### SET TASK:
In the entries below, identify every line with the string "text" and copy it.

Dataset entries

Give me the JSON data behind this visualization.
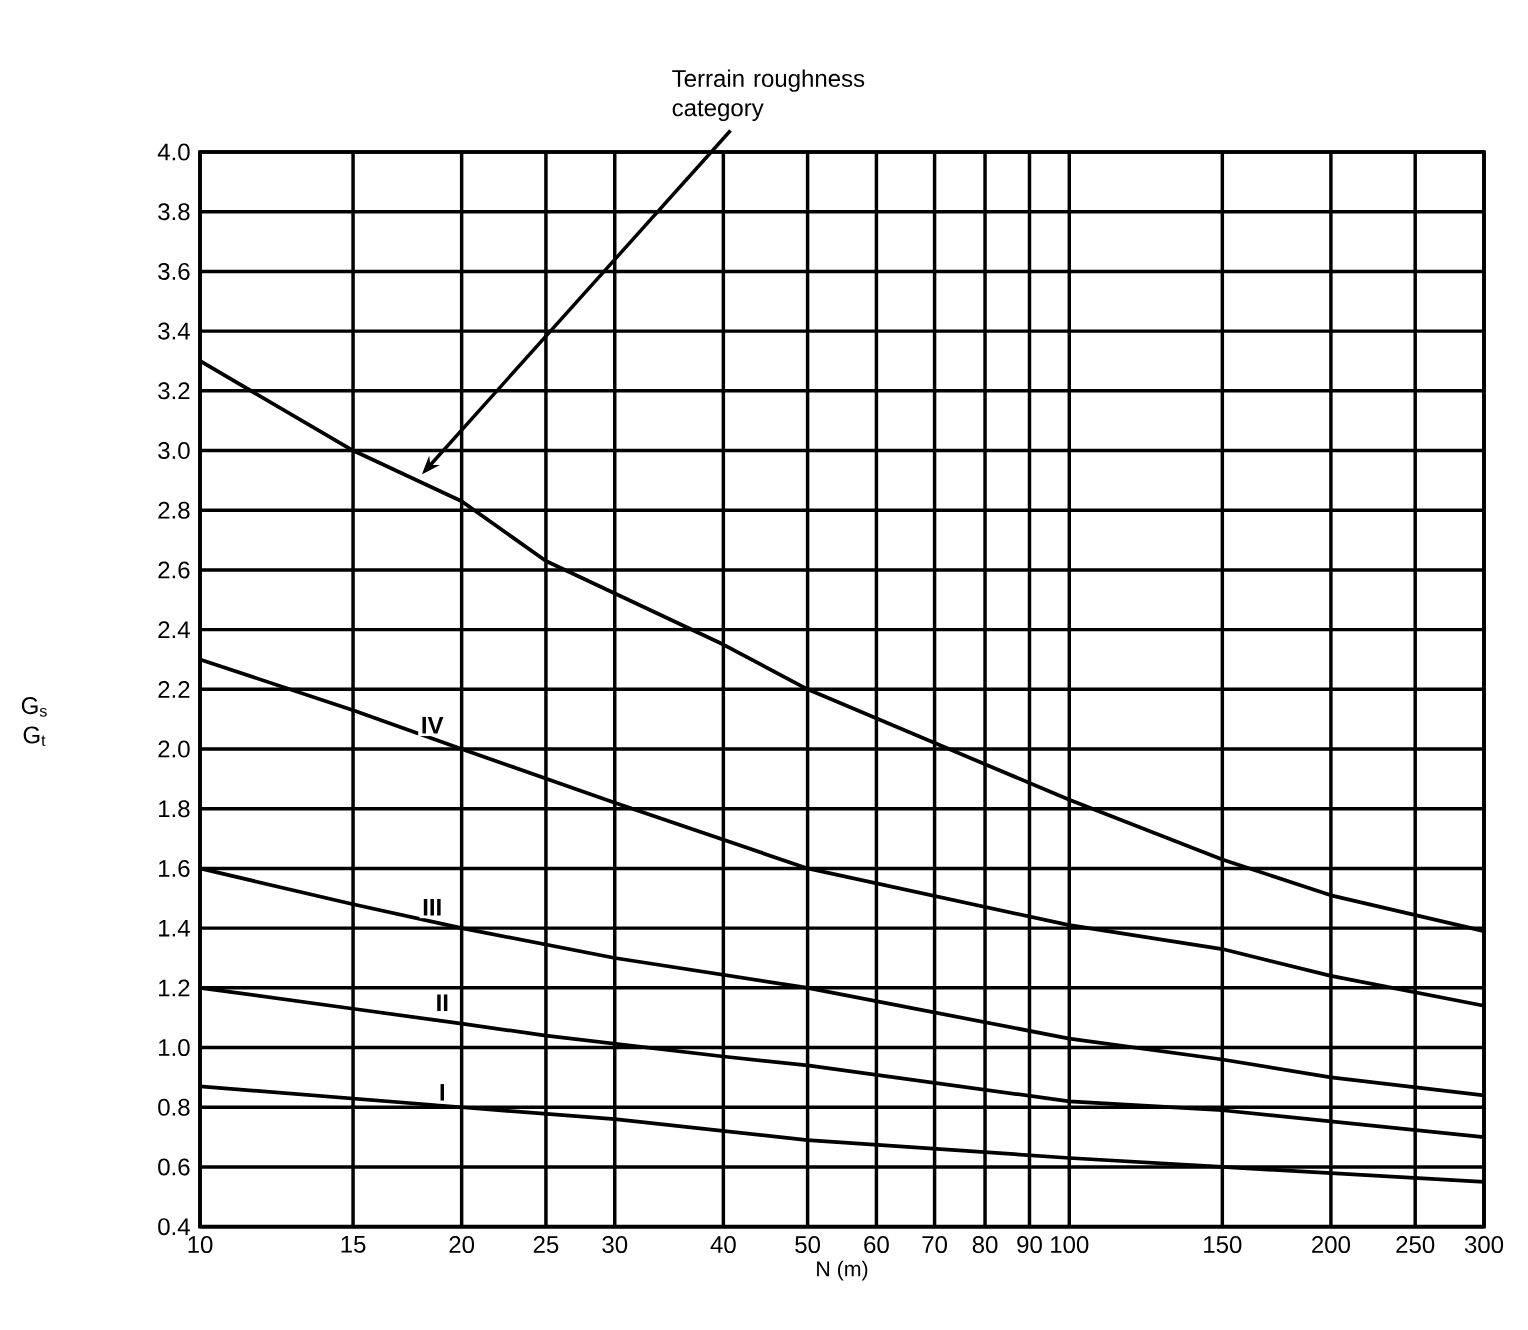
{
  "chart_data": {
    "type": "line",
    "xlabel": "N (m)",
    "ylabel": "G$_{s}$ G$_{t}$",
    "log": "x",
    "xlim": [
      10,
      300
    ],
    "ylim": [
      0.4,
      4.0
    ],
    "xticks": [
      10,
      15,
      20,
      25,
      30,
      40,
      50,
      60,
      70,
      80,
      90,
      100,
      150,
      200,
      250,
      300
    ],
    "yticks": [
      {
        "value": 0.4,
        "label": "0.4"
      },
      {
        "value": 0.6,
        "label": "0.6"
      },
      {
        "value": 0.8,
        "label": "0.8"
      },
      {
        "value": 1.0,
        "label": "1.0"
      },
      {
        "value": 1.2,
        "label": "1.2"
      },
      {
        "value": 1.4,
        "label": "1.4"
      },
      {
        "value": 1.6,
        "label": "1.6"
      },
      {
        "value": 1.8,
        "label": "1.8"
      },
      {
        "value": 2.0,
        "label": "2.0"
      },
      {
        "value": 2.2,
        "label": "2.2"
      },
      {
        "value": 2.4,
        "label": "2.4"
      },
      {
        "value": 2.6,
        "label": "2.6"
      },
      {
        "value": 2.8,
        "label": "2.8"
      },
      {
        "value": 3.0,
        "label": "3.0"
      },
      {
        "value": 3.2,
        "label": "3.2"
      },
      {
        "value": 3.4,
        "label": "3.4"
      },
      {
        "value": 3.6,
        "label": "3.6"
      },
      {
        "value": 3.8,
        "label": "3.8"
      },
      {
        "value": 4.0,
        "label": "4.0"
      }
    ],
    "grid": true,
    "marker": "none",
    "line_style": "solid",
    "series": [
      {
        "color": "#000000",
        "x": [
          10,
          15,
          20,
          25,
          40,
          50,
          100,
          150,
          200,
          300
        ],
        "values": [
          3.3,
          3.0,
          2.83,
          2.63,
          2.35,
          2.2,
          1.83,
          1.63,
          1.51,
          1.39
        ]
      },
      {
        "color": "#000000",
        "x": [
          10,
          15,
          20,
          30,
          50,
          100,
          150,
          200,
          300
        ],
        "values": [
          2.3,
          2.13,
          2.0,
          1.82,
          1.6,
          1.41,
          1.33,
          1.24,
          1.14
        ]
      },
      {
        "color": "#000000",
        "x": [
          10,
          15,
          20,
          30,
          50,
          100,
          150,
          200,
          300
        ],
        "values": [
          1.6,
          1.48,
          1.4,
          1.3,
          1.2,
          1.03,
          0.96,
          0.9,
          0.84
        ]
      },
      {
        "color": "#000000",
        "x": [
          10,
          15,
          20,
          25,
          40,
          50,
          100,
          150,
          300
        ],
        "values": [
          1.2,
          1.13,
          1.08,
          1.04,
          0.97,
          0.94,
          0.82,
          0.79,
          0.7
        ]
      },
      {
        "color": "#000000",
        "x": [
          10,
          20,
          30,
          50,
          100,
          150,
          300
        ],
        "values": [
          0.87,
          0.8,
          0.76,
          0.69,
          0.63,
          0.6,
          0.55
        ]
      }
    ],
    "annotations": [
      {
        "text": "Terrain roughness category",
        "x": 18,
        "y": 2.92
      },
      {
        "text": "IV",
        "x": 18.5,
        "y": 2.08
      },
      {
        "text": "III",
        "x": 18.5,
        "y": 1.47
      },
      {
        "text": "II",
        "x": 19,
        "y": 1.15
      },
      {
        "text": "I",
        "x": 19,
        "y": 0.85
      }
    ]
  }
}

### FINISHED ANSWER:
        "text": "Terrain roughness category",
        "text": "IV",
        "text": "III",
        "text": "II",
        "text": "I",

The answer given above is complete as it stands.